- THE EXERCISE
Show every line containing "this" by copying it.

- RECORDS FOR PROCESSING
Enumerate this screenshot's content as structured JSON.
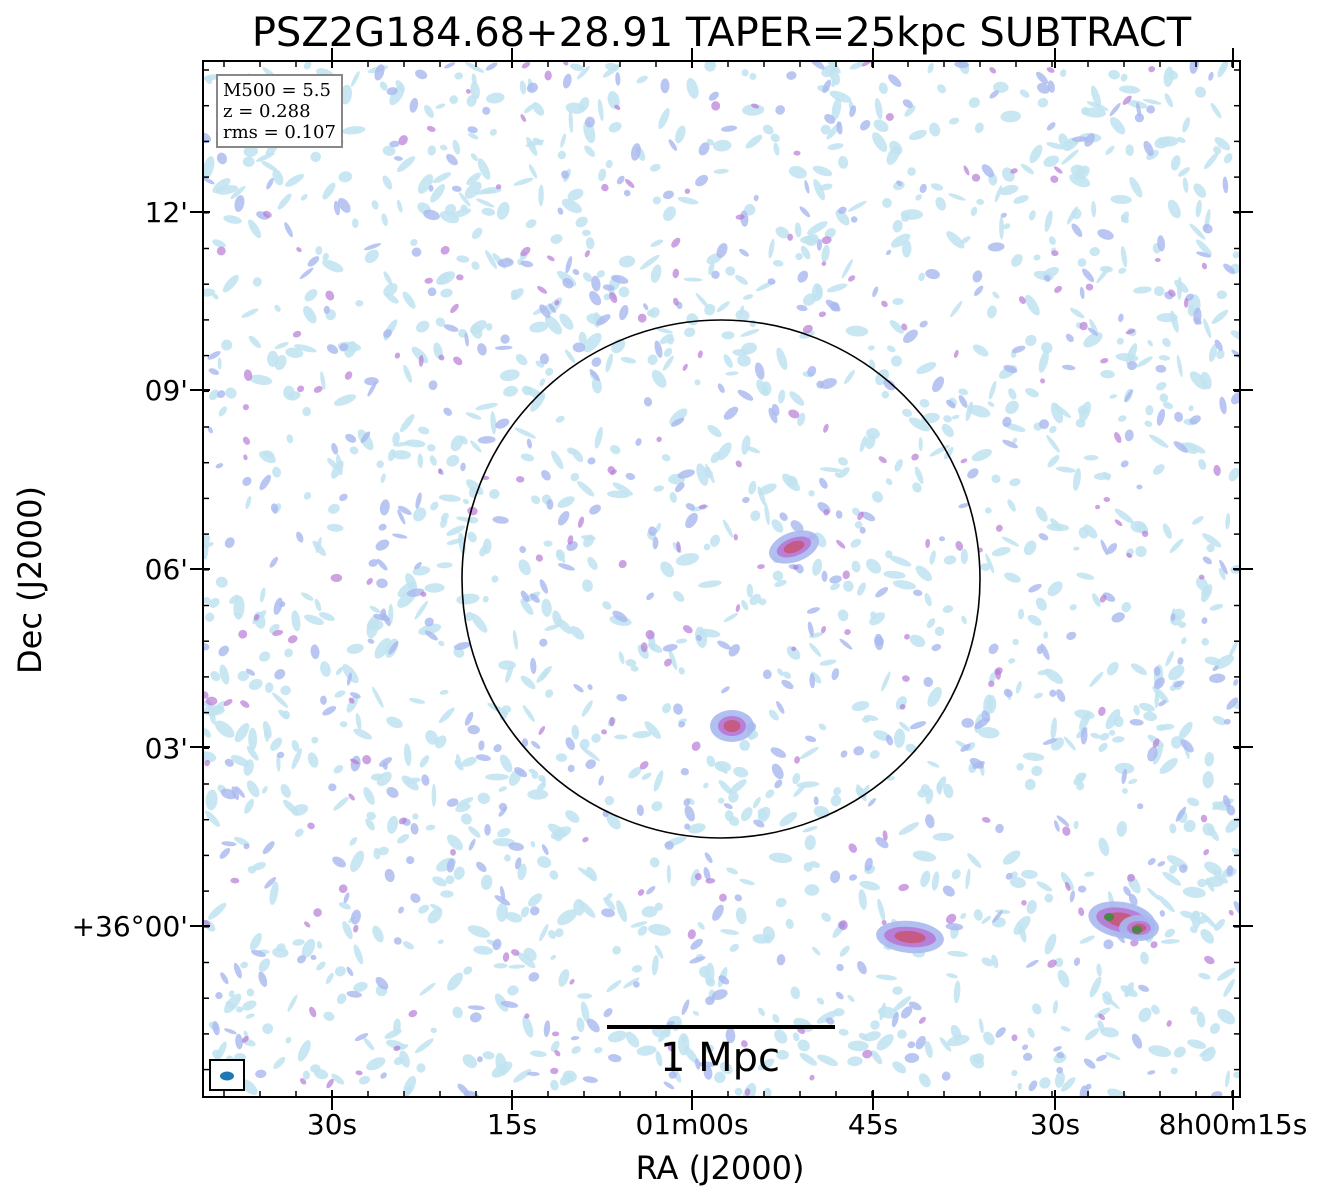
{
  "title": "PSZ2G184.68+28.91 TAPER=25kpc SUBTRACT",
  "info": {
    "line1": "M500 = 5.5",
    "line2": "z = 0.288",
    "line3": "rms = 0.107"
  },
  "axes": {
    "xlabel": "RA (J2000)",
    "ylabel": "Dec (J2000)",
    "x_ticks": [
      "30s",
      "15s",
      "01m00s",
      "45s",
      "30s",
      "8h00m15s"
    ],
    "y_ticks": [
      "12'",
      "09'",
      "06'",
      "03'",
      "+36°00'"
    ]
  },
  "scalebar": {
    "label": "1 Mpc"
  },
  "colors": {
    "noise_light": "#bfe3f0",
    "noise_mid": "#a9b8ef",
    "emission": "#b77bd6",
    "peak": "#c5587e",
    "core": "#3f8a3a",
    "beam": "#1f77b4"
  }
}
--
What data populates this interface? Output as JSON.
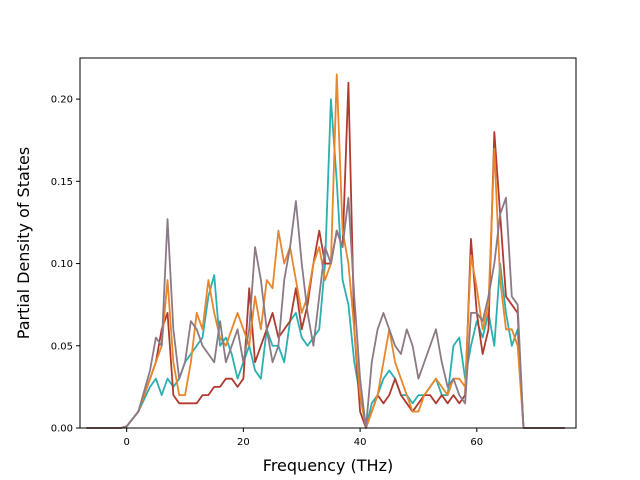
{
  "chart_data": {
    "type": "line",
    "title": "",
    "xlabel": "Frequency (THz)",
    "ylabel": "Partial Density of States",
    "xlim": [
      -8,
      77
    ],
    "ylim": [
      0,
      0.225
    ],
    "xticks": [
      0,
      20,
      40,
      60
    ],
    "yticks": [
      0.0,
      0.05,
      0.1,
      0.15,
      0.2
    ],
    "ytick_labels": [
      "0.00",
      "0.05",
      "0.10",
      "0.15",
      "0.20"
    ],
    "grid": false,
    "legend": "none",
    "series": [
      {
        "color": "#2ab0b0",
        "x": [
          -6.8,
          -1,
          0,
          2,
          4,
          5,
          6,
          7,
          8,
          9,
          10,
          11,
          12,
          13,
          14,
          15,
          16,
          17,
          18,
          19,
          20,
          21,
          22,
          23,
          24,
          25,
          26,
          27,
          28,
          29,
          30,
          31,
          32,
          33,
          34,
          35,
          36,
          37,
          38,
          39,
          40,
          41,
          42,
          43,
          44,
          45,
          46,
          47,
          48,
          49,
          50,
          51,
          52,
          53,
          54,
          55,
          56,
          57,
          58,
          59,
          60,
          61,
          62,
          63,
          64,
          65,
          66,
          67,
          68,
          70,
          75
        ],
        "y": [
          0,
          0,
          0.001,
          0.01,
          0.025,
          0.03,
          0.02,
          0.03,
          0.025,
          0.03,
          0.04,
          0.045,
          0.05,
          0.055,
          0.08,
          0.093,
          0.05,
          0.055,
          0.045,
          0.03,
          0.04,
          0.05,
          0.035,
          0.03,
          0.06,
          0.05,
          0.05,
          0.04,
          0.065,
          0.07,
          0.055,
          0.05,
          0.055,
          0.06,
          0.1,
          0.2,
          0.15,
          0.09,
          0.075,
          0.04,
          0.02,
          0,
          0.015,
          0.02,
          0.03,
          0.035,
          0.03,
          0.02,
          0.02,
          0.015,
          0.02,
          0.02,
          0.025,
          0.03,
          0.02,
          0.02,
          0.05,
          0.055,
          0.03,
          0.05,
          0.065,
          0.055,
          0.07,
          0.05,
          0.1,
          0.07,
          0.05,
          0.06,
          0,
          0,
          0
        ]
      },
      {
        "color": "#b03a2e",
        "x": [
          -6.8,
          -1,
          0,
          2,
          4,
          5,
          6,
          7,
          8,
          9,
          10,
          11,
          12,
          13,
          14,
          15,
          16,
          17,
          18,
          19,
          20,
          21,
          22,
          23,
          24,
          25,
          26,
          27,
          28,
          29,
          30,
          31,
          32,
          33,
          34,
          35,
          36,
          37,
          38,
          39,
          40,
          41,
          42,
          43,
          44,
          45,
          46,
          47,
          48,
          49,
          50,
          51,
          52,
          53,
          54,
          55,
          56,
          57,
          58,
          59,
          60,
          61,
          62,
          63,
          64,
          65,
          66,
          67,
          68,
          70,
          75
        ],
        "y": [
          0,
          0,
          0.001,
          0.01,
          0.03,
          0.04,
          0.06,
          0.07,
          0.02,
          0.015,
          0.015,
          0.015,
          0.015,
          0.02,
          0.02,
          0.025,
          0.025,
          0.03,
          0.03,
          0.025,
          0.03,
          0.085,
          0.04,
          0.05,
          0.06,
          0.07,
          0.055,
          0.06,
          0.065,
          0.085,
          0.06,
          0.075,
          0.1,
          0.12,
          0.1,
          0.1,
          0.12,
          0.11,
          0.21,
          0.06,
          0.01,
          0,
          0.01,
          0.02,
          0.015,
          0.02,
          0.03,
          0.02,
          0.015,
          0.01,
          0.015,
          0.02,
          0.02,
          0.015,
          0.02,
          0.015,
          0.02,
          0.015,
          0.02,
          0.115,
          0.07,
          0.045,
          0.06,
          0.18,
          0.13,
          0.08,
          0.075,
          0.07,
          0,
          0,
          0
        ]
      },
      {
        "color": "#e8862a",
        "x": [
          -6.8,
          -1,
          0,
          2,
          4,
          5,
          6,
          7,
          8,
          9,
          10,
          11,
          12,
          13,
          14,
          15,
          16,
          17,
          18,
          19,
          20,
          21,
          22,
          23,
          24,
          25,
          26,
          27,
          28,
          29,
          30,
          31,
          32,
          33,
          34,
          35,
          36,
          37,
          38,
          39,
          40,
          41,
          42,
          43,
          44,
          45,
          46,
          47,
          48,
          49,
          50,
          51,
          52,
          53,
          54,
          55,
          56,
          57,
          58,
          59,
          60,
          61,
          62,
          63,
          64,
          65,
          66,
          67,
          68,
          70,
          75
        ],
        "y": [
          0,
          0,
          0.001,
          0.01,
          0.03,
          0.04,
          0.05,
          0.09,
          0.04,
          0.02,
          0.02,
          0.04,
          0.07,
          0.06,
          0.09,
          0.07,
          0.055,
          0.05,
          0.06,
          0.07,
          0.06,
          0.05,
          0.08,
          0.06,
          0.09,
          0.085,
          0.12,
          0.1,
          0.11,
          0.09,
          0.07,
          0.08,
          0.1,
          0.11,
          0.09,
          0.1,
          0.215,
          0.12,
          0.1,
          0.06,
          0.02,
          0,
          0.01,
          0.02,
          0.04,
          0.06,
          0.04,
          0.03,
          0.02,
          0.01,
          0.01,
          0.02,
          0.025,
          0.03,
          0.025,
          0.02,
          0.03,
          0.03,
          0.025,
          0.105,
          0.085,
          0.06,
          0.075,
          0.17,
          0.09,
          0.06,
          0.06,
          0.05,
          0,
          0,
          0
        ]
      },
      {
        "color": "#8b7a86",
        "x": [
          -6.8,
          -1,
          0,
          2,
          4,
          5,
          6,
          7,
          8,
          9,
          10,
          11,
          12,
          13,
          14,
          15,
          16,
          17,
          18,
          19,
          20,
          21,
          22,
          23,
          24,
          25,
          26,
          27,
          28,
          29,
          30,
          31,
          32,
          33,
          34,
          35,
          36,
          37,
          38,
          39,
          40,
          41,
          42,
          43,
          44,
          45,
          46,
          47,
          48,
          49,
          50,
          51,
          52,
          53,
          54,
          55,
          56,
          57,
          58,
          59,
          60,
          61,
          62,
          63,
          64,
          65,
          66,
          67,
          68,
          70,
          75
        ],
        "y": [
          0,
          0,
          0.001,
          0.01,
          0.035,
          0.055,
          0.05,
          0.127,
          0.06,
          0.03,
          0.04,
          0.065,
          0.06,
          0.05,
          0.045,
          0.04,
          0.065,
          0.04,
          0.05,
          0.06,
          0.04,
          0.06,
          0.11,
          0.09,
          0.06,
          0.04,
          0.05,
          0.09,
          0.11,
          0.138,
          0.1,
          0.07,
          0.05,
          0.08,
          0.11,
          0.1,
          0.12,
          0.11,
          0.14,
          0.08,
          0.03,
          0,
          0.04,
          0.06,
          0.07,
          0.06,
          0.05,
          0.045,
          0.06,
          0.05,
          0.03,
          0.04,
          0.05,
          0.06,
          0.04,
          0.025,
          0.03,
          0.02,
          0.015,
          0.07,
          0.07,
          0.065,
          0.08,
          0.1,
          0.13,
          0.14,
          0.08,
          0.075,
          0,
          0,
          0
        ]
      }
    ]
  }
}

- SOLUTION
Enumerate this screenshot's content as structured JSON.
What data populates this interface? Output as JSON.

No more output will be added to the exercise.